• [Problem to solve]: Copy each line below that includes "Tracker".

>> Start Entries provided

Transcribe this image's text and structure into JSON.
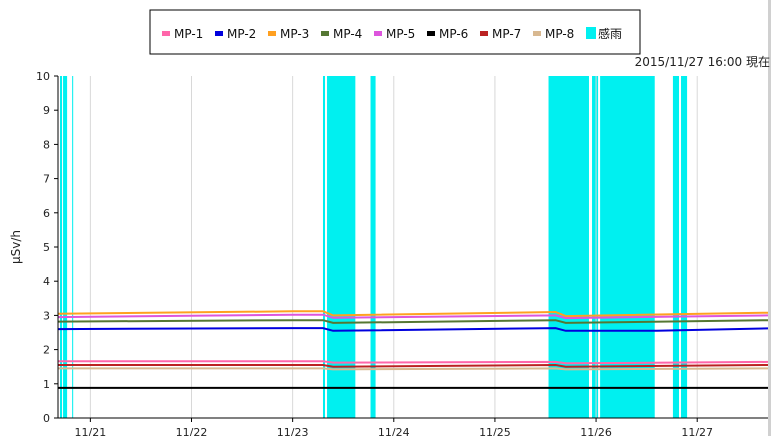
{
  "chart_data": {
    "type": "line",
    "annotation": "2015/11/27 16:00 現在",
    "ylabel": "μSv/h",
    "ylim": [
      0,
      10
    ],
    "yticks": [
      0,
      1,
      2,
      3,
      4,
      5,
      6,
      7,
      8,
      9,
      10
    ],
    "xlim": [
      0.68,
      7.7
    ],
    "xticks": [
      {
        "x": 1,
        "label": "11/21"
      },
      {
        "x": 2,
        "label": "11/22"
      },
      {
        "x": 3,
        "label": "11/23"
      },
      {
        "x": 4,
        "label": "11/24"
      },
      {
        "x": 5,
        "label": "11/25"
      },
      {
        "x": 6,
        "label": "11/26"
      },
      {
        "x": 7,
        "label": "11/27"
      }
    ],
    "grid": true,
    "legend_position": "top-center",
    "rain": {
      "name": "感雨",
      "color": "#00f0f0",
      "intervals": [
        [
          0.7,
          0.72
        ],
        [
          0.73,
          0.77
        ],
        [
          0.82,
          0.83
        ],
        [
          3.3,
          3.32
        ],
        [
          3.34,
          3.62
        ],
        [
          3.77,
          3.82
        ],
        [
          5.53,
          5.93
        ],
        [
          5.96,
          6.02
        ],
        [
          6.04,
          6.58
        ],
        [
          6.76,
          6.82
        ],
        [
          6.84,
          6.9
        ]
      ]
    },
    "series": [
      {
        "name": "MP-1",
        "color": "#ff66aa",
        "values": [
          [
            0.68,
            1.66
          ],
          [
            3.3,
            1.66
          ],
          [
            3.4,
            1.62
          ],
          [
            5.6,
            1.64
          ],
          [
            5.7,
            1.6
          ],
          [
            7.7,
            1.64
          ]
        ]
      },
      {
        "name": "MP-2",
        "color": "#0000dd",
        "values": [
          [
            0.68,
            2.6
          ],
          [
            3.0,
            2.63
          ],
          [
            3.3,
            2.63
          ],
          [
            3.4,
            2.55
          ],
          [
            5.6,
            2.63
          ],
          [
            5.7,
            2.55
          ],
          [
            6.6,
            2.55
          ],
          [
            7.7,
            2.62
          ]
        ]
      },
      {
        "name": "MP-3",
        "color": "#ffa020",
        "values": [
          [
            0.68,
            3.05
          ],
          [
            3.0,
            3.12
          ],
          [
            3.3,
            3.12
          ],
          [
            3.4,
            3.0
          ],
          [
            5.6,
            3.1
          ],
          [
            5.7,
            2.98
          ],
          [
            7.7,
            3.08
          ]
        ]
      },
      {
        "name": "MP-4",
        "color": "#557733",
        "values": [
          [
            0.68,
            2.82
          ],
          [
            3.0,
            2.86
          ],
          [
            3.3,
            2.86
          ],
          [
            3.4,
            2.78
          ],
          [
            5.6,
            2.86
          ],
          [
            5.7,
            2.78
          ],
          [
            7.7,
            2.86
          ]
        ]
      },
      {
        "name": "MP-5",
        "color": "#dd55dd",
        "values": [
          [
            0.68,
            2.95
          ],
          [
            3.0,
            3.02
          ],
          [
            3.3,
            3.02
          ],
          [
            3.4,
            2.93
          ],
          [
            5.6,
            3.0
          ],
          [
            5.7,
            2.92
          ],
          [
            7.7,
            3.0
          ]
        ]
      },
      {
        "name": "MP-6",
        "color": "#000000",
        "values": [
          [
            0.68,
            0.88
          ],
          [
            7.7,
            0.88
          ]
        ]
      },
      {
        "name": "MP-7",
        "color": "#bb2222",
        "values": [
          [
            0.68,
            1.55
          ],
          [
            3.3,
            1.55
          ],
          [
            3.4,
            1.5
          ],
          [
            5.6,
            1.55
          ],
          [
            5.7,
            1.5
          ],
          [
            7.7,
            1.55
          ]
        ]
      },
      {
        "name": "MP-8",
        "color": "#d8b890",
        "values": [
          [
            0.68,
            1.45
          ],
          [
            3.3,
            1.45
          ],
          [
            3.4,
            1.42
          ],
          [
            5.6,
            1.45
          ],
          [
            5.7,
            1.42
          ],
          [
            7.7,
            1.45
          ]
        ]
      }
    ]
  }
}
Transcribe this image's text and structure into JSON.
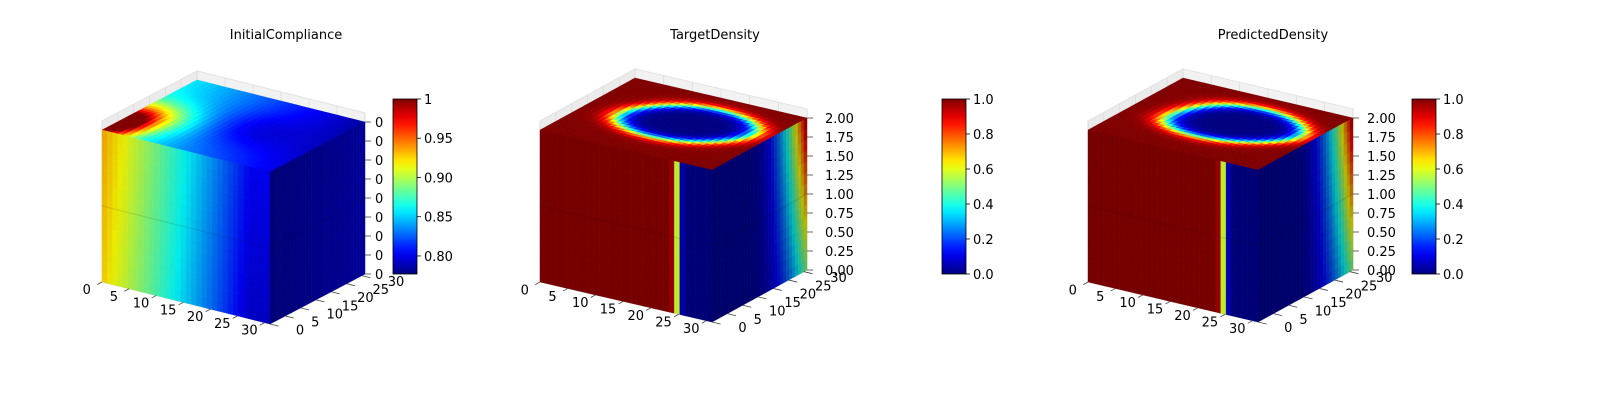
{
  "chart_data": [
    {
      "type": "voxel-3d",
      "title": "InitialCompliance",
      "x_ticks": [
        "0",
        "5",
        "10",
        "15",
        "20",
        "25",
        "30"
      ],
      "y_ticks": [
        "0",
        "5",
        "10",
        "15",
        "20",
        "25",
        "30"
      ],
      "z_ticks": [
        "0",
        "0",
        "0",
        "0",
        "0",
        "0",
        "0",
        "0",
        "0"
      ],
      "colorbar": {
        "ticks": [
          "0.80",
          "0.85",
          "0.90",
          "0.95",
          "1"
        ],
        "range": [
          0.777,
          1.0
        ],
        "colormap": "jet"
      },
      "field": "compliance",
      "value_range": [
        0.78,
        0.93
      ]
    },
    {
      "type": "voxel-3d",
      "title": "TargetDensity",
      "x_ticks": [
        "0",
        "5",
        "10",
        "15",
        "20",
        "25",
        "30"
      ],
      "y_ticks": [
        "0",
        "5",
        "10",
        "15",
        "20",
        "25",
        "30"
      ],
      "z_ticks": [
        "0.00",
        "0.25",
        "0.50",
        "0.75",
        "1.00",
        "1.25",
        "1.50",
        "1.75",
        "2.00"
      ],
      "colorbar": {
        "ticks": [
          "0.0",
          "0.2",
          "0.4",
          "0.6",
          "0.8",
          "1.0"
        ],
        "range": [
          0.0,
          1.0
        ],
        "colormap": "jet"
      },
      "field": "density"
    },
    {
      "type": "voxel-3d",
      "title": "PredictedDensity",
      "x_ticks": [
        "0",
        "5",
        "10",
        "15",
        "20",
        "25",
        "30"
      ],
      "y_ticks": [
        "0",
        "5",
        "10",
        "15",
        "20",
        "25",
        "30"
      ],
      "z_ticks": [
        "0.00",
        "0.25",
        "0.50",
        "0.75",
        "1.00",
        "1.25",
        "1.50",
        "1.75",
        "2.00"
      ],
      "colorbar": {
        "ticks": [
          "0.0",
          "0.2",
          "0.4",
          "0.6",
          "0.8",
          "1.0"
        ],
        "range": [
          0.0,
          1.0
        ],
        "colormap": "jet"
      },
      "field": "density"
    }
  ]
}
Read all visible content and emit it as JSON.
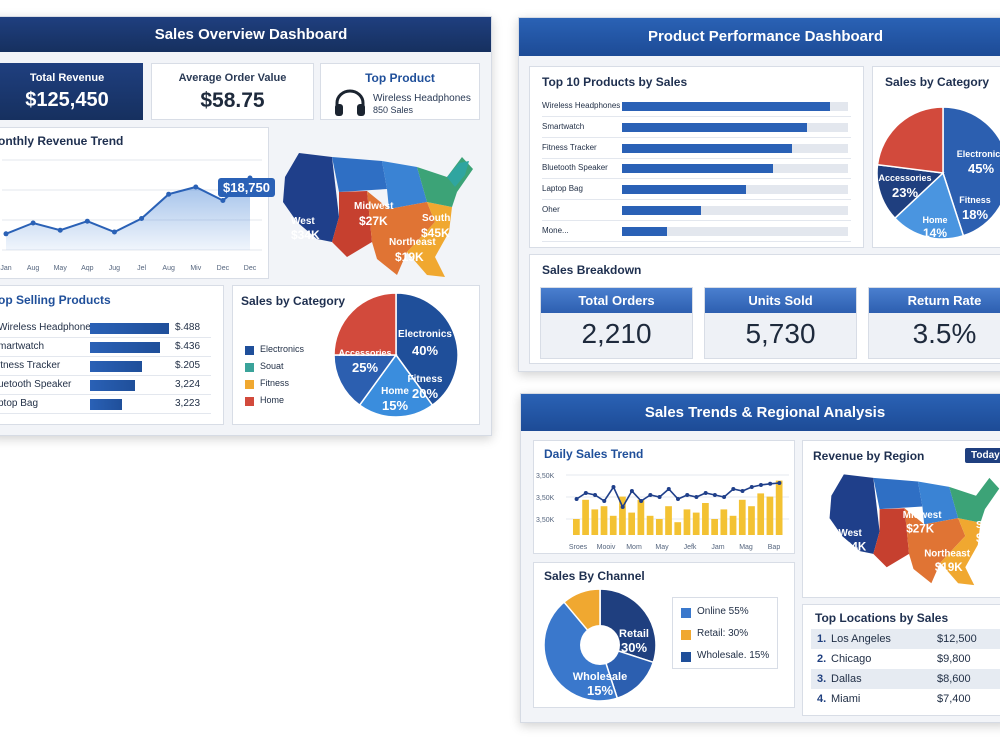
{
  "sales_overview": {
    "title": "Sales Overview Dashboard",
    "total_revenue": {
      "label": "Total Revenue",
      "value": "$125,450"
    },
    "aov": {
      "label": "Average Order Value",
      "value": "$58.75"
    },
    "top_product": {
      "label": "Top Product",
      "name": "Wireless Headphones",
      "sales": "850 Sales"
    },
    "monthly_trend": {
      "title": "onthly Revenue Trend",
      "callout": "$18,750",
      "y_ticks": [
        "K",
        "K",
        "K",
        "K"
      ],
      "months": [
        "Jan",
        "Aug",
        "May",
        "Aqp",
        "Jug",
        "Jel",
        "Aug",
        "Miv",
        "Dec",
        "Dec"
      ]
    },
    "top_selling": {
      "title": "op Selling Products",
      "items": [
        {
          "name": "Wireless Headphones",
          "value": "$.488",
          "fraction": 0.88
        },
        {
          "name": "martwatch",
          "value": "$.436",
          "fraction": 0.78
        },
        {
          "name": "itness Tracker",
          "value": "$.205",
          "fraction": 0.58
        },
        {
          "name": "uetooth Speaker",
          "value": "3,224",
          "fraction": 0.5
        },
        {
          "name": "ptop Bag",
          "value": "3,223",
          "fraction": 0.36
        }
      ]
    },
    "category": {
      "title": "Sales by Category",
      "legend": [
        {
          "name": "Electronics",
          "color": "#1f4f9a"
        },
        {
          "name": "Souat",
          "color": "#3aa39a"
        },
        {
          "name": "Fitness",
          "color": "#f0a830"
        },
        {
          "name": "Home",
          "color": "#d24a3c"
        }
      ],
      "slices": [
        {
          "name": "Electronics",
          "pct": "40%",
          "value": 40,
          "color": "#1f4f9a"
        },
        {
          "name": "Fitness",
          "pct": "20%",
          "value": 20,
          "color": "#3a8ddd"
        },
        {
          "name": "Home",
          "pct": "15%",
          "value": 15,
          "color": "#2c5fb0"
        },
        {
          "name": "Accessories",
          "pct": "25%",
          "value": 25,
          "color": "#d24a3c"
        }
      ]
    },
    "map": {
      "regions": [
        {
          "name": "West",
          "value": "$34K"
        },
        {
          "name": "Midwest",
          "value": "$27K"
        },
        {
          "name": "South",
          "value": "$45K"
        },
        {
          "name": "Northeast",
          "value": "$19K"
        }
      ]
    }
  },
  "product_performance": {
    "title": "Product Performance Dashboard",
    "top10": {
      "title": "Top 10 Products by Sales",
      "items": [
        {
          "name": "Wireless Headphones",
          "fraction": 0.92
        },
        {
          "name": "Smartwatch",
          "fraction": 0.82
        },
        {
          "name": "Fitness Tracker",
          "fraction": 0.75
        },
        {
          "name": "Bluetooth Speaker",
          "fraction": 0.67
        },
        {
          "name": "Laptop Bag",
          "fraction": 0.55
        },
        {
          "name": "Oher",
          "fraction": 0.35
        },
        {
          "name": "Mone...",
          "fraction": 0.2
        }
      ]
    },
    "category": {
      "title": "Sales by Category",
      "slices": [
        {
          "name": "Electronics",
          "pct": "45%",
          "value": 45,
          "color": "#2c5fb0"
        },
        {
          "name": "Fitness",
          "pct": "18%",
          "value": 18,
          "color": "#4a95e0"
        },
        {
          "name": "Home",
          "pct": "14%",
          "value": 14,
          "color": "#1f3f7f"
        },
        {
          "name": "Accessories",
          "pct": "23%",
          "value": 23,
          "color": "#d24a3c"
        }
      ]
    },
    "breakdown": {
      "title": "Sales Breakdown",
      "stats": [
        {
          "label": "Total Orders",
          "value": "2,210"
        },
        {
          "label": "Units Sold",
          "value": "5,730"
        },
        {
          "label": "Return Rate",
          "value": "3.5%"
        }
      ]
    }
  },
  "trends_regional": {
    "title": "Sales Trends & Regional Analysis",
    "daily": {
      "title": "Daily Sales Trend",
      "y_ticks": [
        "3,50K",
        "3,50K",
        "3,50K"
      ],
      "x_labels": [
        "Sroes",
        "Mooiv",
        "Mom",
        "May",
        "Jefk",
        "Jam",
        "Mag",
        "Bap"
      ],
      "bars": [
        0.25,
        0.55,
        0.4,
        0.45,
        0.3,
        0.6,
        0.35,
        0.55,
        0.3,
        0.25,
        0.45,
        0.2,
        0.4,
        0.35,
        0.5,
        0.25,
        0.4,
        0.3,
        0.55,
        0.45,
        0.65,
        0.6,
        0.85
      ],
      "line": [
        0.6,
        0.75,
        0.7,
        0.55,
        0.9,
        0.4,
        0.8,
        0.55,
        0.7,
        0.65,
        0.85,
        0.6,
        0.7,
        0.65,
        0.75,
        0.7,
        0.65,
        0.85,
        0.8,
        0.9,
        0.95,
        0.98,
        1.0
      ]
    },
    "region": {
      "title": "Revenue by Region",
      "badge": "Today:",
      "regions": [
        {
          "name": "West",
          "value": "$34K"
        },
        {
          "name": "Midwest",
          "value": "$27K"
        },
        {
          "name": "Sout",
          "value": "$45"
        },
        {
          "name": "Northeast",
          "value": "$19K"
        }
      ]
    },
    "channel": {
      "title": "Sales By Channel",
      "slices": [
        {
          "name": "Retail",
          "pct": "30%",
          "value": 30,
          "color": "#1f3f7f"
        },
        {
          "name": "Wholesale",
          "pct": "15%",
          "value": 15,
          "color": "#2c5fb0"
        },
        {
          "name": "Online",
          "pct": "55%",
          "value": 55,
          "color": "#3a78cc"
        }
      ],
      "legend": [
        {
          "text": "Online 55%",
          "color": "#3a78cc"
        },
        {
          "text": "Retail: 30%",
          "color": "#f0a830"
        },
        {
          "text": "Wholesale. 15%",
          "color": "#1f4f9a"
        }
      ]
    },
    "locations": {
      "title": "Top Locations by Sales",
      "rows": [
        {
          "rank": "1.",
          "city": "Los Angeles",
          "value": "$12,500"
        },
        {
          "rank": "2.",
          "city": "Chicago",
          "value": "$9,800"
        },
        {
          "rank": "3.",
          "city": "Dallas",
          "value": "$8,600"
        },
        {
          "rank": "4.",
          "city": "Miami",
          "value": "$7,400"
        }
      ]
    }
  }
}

>> End Entries provided

• [Result of this task]:
          "name": "itness Tracker",
          "name": "Fitness Tracker",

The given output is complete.